Write out the material exactly, leaving every picture behind.
════════════════
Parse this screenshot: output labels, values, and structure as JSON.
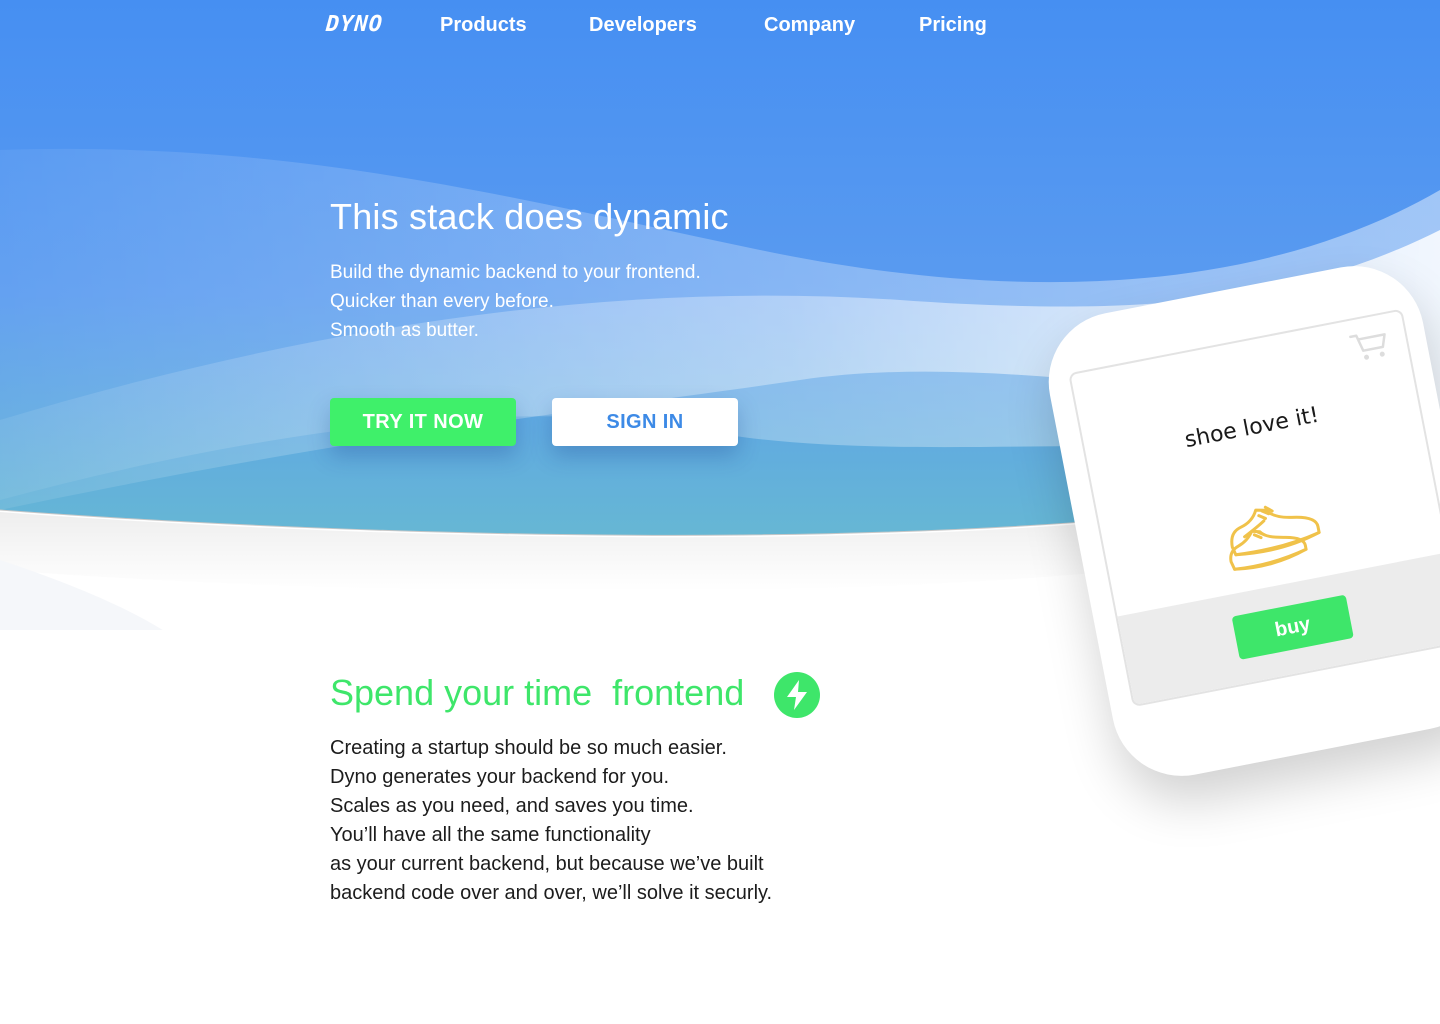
{
  "nav": {
    "logo": "DYNO",
    "links": [
      "Products",
      "Developers",
      "Company",
      "Pricing"
    ]
  },
  "hero": {
    "title": "This stack does dynamic",
    "subtitle_lines": [
      "Build the dynamic backend to your frontend.",
      "Quicker than every before.",
      "Smooth as butter."
    ],
    "primary_button": "TRY IT NOW",
    "secondary_button": "SIGN IN"
  },
  "feature": {
    "title": "Spend your time  frontend",
    "icon": "lightning-bolt-icon",
    "body_lines": [
      "Creating a startup should be so much easier.",
      "Dyno generates your backend for you.",
      "Scales as you need, and saves you time.",
      "You’ll have all the same functionality",
      "as your current backend, but because we’ve built",
      "backend code over and over, we’ll solve it securly."
    ]
  },
  "phone": {
    "caption": "shoe love it!",
    "icon_cart": "cart-icon",
    "icon_shoe": "sneaker-icon",
    "buy_label": "buy"
  },
  "colors": {
    "hero_blue": "#4a8ff0",
    "accent_green": "#3ff06a",
    "sign_in_text": "#3d8ae6",
    "shoe_yellow": "#f0c24a"
  }
}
════════════════
RESPONSE BELOW
Parse this screenshot: output labels, values, and structure as JSON.
{
  "nav": {
    "logo": "DYNO",
    "links": [
      "Products",
      "Developers",
      "Company",
      "Pricing"
    ]
  },
  "hero": {
    "title": "This stack does dynamic",
    "subtitle_lines": [
      "Build the dynamic backend to your frontend.",
      "Quicker than every before.",
      "Smooth as butter."
    ],
    "primary_button": "TRY IT NOW",
    "secondary_button": "SIGN IN"
  },
  "feature": {
    "title": "Spend your time  frontend",
    "icon": "lightning-bolt-icon",
    "body_lines": [
      "Creating a startup should be so much easier.",
      "Dyno generates your backend for you.",
      "Scales as you need, and saves you time.",
      "You’ll have all the same functionality",
      "as your current backend, but because we’ve built",
      "backend code over and over, we’ll solve it securly."
    ]
  },
  "phone": {
    "caption": "shoe love it!",
    "icon_cart": "cart-icon",
    "icon_shoe": "sneaker-icon",
    "buy_label": "buy"
  },
  "colors": {
    "hero_blue": "#4a8ff0",
    "accent_green": "#3ff06a",
    "sign_in_text": "#3d8ae6",
    "shoe_yellow": "#f0c24a"
  }
}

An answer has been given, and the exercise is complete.